━━━━━ SOURCE DATA

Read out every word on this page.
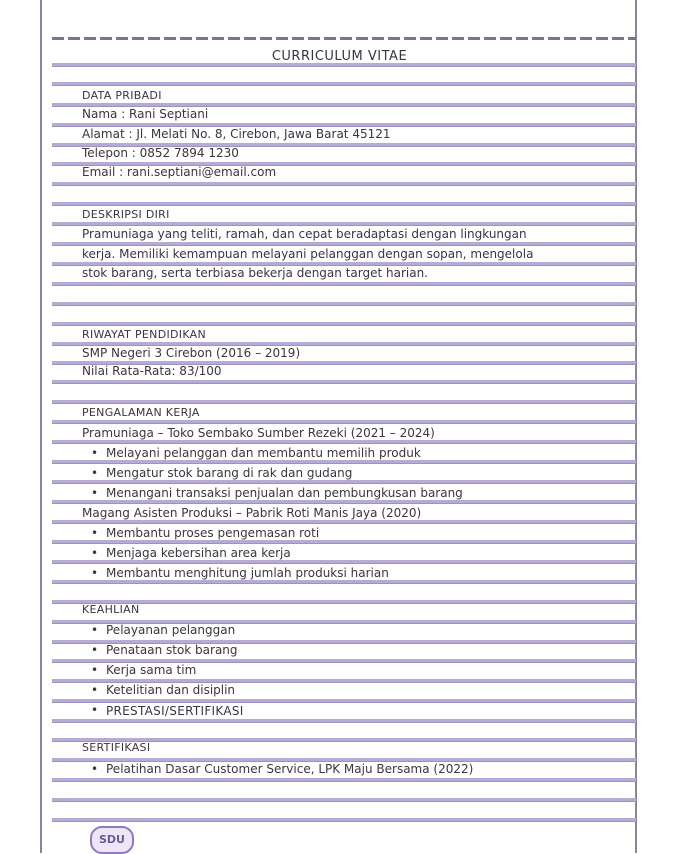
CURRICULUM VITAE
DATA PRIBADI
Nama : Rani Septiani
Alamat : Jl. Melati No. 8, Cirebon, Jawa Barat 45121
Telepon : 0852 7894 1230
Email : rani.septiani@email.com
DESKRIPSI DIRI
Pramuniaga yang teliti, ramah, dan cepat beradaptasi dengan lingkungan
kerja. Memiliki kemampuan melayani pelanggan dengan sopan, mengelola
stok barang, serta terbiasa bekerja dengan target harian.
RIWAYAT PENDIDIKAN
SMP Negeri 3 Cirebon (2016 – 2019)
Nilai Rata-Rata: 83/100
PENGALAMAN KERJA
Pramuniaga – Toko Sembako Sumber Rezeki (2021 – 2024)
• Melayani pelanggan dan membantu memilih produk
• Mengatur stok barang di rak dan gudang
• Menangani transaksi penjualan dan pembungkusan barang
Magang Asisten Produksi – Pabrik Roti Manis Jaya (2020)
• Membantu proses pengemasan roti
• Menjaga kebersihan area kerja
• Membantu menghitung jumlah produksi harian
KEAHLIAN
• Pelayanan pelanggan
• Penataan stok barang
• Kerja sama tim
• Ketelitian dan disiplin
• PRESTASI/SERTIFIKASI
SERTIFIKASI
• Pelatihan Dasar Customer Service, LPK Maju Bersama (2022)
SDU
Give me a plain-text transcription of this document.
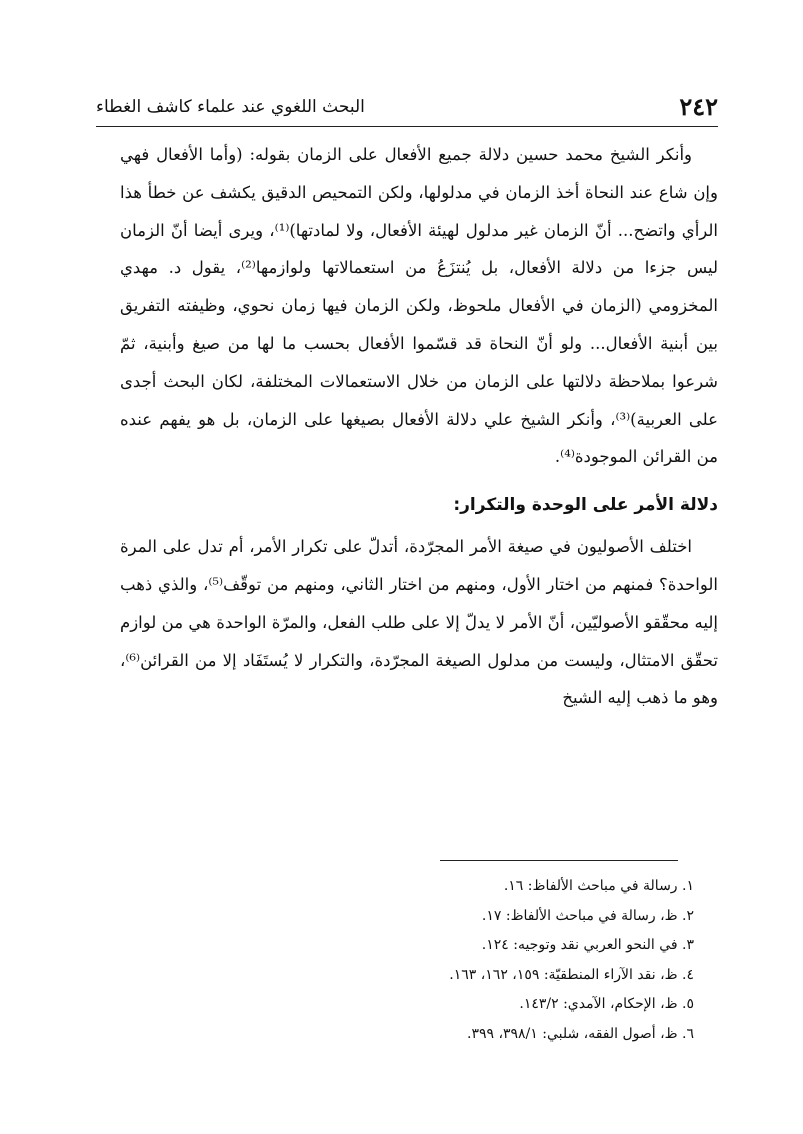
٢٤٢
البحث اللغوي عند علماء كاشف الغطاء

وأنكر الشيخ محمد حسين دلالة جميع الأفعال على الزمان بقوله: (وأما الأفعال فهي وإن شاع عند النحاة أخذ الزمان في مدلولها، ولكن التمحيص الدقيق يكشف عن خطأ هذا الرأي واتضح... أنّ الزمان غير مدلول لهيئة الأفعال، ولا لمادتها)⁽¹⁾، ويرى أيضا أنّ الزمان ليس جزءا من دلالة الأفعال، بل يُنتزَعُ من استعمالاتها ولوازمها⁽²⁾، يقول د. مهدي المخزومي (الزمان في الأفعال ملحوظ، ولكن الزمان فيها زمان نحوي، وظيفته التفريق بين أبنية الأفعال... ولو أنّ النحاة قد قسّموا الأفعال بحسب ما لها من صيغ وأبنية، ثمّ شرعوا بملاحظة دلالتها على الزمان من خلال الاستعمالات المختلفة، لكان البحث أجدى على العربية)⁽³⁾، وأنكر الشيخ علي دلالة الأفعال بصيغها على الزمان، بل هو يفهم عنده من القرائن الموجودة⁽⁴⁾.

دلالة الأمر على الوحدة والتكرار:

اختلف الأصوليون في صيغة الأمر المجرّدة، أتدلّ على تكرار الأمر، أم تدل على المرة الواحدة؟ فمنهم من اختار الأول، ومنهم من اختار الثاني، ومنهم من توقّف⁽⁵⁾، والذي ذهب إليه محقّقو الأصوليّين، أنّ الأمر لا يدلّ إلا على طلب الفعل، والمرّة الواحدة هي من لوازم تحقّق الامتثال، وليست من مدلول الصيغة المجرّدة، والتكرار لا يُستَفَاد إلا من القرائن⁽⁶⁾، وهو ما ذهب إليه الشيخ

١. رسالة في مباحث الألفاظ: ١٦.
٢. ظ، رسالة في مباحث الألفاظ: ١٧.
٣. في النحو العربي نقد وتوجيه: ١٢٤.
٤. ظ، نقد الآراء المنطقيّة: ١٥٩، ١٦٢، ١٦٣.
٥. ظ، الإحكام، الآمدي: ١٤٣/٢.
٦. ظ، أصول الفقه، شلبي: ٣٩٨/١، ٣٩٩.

━━━━━━━━━━

▸ THE EXERCISE: Extract exactly the lines above from the line containing "Give me a plain-text" through the last one, both ends included, but not the pictures.

▸ ANSWER TO THE PROBLEM:
Give me a plain-text transcription of this document.
٢٤٢
البحث اللغوي عند علماء كاشف الغطاء

وأنكر الشيخ محمد حسين دلالة جميع الأفعال على الزمان بقوله: (وأما الأفعال فهي وإن شاع عند النحاة أخذ الزمان في مدلولها، ولكن التمحيص الدقيق يكشف عن خطأ هذا الرأي واتضح... أنّ الزمان غير مدلول لهيئة الأفعال، ولا لمادتها)⁽¹⁾، ويرى أيضا أنّ الزمان ليس جزءا من دلالة الأفعال، بل يُنتزَعُ من استعمالاتها ولوازمها⁽²⁾، يقول د. مهدي المخزومي (الزمان في الأفعال ملحوظ، ولكن الزمان فيها زمان نحوي، وظيفته التفريق بين أبنية الأفعال... ولو أنّ النحاة قد قسّموا الأفعال بحسب ما لها من صيغ وأبنية، ثمّ شرعوا بملاحظة دلالتها على الزمان من خلال الاستعمالات المختلفة، لكان البحث أجدى على العربية)⁽³⁾، وأنكر الشيخ علي دلالة الأفعال بصيغها على الزمان، بل هو يفهم عنده من القرائن الموجودة⁽⁴⁾.

دلالة الأمر على الوحدة والتكرار:

اختلف الأصوليون في صيغة الأمر المجرّدة، أتدلّ على تكرار الأمر، أم تدل على المرة الواحدة؟ فمنهم من اختار الأول، ومنهم من اختار الثاني، ومنهم من توقّف⁽⁵⁾، والذي ذهب إليه محقّقو الأصوليّين، أنّ الأمر لا يدلّ إلا على طلب الفعل، والمرّة الواحدة هي من لوازم تحقّق الامتثال، وليست من مدلول الصيغة المجرّدة، والتكرار لا يُستَفَاد إلا من القرائن⁽⁶⁾، وهو ما ذهب إليه الشيخ

١. رسالة في مباحث الألفاظ: ١٦.
٢. ظ، رسالة في مباحث الألفاظ: ١٧.
٣. في النحو العربي نقد وتوجيه: ١٢٤.
٤. ظ، نقد الآراء المنطقيّة: ١٥٩، ١٦٢، ١٦٣.
٥. ظ، الإحكام، الآمدي: ١٤٣/٢.
٦. ظ، أصول الفقه، شلبي: ٣٩٨/١، ٣٩٩.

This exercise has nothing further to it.